● **EXERCISE REQUIREMENTS**: Keep the pictures out of the copy and print all the entries below exactly.

● **TASK DATA**:
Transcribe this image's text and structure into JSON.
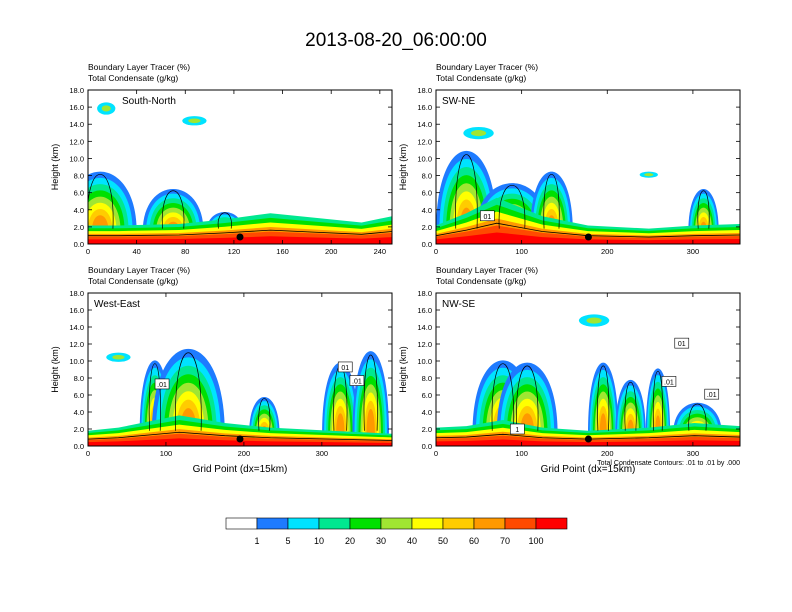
{
  "title": "2013-08-20_06:00:00",
  "footnote": "Total Condensate Contours: .01 to .01 by .000",
  "colorbar": {
    "colors": [
      "#ffffff",
      "#1e7bff",
      "#00e3ff",
      "#00e890",
      "#00e000",
      "#a0e632",
      "#ffff00",
      "#ffcc00",
      "#ff9900",
      "#ff4a00",
      "#ff0000"
    ],
    "labels": [
      "1",
      "5",
      "10",
      "20",
      "30",
      "40",
      "50",
      "60",
      "70",
      "100"
    ]
  },
  "chart_data": [
    {
      "type": "heatmap",
      "panel_label": "South-North",
      "field_label_1": "Boundary Layer Tracer   (%)",
      "field_label_2": "Total Condensate   (g/kg)",
      "ylabel": "Height (km)",
      "xlabel": "",
      "xlim": [
        0,
        250
      ],
      "ylim": [
        0,
        18
      ],
      "xticks": [
        "0",
        "40",
        "80",
        "120",
        "160",
        "200",
        "240"
      ],
      "yticks": [
        "0.0",
        "2.0",
        "4.0",
        "6.0",
        "8.0",
        "10.0",
        "12.0",
        "14.0",
        "16.0",
        "18.0"
      ],
      "contour_labels": [],
      "marker_x": 125
    },
    {
      "type": "heatmap",
      "panel_label": "SW-NE",
      "field_label_1": "Boundary Layer Tracer   (%)",
      "field_label_2": "Total Condensate   (g/kg)",
      "ylabel": "Height (km)",
      "xlabel": "",
      "xlim": [
        0,
        355
      ],
      "ylim": [
        0,
        18
      ],
      "xticks": [
        "0",
        "100",
        "200",
        "300"
      ],
      "yticks": [
        "0.0",
        "2.0",
        "4.0",
        "6.0",
        "8.0",
        "10.0",
        "12.0",
        "14.0",
        "16.0",
        "18.0"
      ],
      "contour_labels": [
        {
          "x": 60,
          "y": 3.3,
          "text": "01"
        }
      ],
      "marker_x": 178
    },
    {
      "type": "heatmap",
      "panel_label": "West-East",
      "field_label_1": "Boundary Layer Tracer   (%)",
      "field_label_2": "Total Condensate   (g/kg)",
      "ylabel": "Height (km)",
      "xlabel": "Grid Point (dx=15km)",
      "xlim": [
        0,
        390
      ],
      "ylim": [
        0,
        18
      ],
      "xticks": [
        "0",
        "100",
        "200",
        "300"
      ],
      "yticks": [
        "0.0",
        "2.0",
        "4.0",
        "6.0",
        "8.0",
        "10.0",
        "12.0",
        "14.0",
        "16.0",
        "18.0"
      ],
      "contour_labels": [
        {
          "x": 95,
          "y": 7.3,
          "text": ".01"
        },
        {
          "x": 330,
          "y": 9.3,
          "text": "01"
        },
        {
          "x": 345,
          "y": 7.7,
          "text": ".01"
        }
      ],
      "marker_x": 195
    },
    {
      "type": "heatmap",
      "panel_label": "NW-SE",
      "field_label_1": "Boundary Layer Tracer   (%)",
      "field_label_2": "Total Condensate   (g/kg)",
      "ylabel": "Height (km)",
      "xlabel": "Grid Point (dx=15km)",
      "xlim": [
        0,
        355
      ],
      "ylim": [
        0,
        18
      ],
      "xticks": [
        "0",
        "100",
        "200",
        "300"
      ],
      "yticks": [
        "0.0",
        "2.0",
        "4.0",
        "6.0",
        "8.0",
        "10.0",
        "12.0",
        "14.0",
        "16.0",
        "18.0"
      ],
      "contour_labels": [
        {
          "x": 287,
          "y": 12.1,
          "text": "01"
        },
        {
          "x": 272,
          "y": 7.6,
          "text": ".01"
        },
        {
          "x": 322,
          "y": 6.1,
          "text": ".01"
        },
        {
          "x": 95,
          "y": 2.0,
          "text": "1"
        }
      ],
      "marker_x": 178
    }
  ]
}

● **ANSWER TO THE TASK**:
Transcribe this image's text and structure into JSON.
{
  "title": "2013-08-20_06:00:00",
  "footnote": "Total Condensate Contours: .01 to .01 by .000",
  "colorbar": {
    "colors": [
      "#ffffff",
      "#1e7bff",
      "#00e3ff",
      "#00e890",
      "#00e000",
      "#a0e632",
      "#ffff00",
      "#ffcc00",
      "#ff9900",
      "#ff4a00",
      "#ff0000"
    ],
    "labels": [
      "1",
      "5",
      "10",
      "20",
      "30",
      "40",
      "50",
      "60",
      "70",
      "100"
    ]
  },
  "chart_data": [
    {
      "type": "heatmap",
      "panel_label": "South-North",
      "field_label_1": "Boundary Layer Tracer   (%)",
      "field_label_2": "Total Condensate   (g/kg)",
      "ylabel": "Height (km)",
      "xlabel": "",
      "xlim": [
        0,
        250
      ],
      "ylim": [
        0,
        18
      ],
      "xticks": [
        "0",
        "40",
        "80",
        "120",
        "160",
        "200",
        "240"
      ],
      "yticks": [
        "0.0",
        "2.0",
        "4.0",
        "6.0",
        "8.0",
        "10.0",
        "12.0",
        "14.0",
        "16.0",
        "18.0"
      ],
      "contour_labels": [],
      "marker_x": 125
    },
    {
      "type": "heatmap",
      "panel_label": "SW-NE",
      "field_label_1": "Boundary Layer Tracer   (%)",
      "field_label_2": "Total Condensate   (g/kg)",
      "ylabel": "Height (km)",
      "xlabel": "",
      "xlim": [
        0,
        355
      ],
      "ylim": [
        0,
        18
      ],
      "xticks": [
        "0",
        "100",
        "200",
        "300"
      ],
      "yticks": [
        "0.0",
        "2.0",
        "4.0",
        "6.0",
        "8.0",
        "10.0",
        "12.0",
        "14.0",
        "16.0",
        "18.0"
      ],
      "contour_labels": [
        {
          "x": 60,
          "y": 3.3,
          "text": "01"
        }
      ],
      "marker_x": 178
    },
    {
      "type": "heatmap",
      "panel_label": "West-East",
      "field_label_1": "Boundary Layer Tracer   (%)",
      "field_label_2": "Total Condensate   (g/kg)",
      "ylabel": "Height (km)",
      "xlabel": "Grid Point (dx=15km)",
      "xlim": [
        0,
        390
      ],
      "ylim": [
        0,
        18
      ],
      "xticks": [
        "0",
        "100",
        "200",
        "300"
      ],
      "yticks": [
        "0.0",
        "2.0",
        "4.0",
        "6.0",
        "8.0",
        "10.0",
        "12.0",
        "14.0",
        "16.0",
        "18.0"
      ],
      "contour_labels": [
        {
          "x": 95,
          "y": 7.3,
          "text": ".01"
        },
        {
          "x": 330,
          "y": 9.3,
          "text": "01"
        },
        {
          "x": 345,
          "y": 7.7,
          "text": ".01"
        }
      ],
      "marker_x": 195
    },
    {
      "type": "heatmap",
      "panel_label": "NW-SE",
      "field_label_1": "Boundary Layer Tracer   (%)",
      "field_label_2": "Total Condensate   (g/kg)",
      "ylabel": "Height (km)",
      "xlabel": "Grid Point (dx=15km)",
      "xlim": [
        0,
        355
      ],
      "ylim": [
        0,
        18
      ],
      "xticks": [
        "0",
        "100",
        "200",
        "300"
      ],
      "yticks": [
        "0.0",
        "2.0",
        "4.0",
        "6.0",
        "8.0",
        "10.0",
        "12.0",
        "14.0",
        "16.0",
        "18.0"
      ],
      "contour_labels": [
        {
          "x": 287,
          "y": 12.1,
          "text": "01"
        },
        {
          "x": 272,
          "y": 7.6,
          "text": ".01"
        },
        {
          "x": 322,
          "y": 6.1,
          "text": ".01"
        },
        {
          "x": 95,
          "y": 2.0,
          "text": "1"
        }
      ],
      "marker_x": 178
    }
  ]
}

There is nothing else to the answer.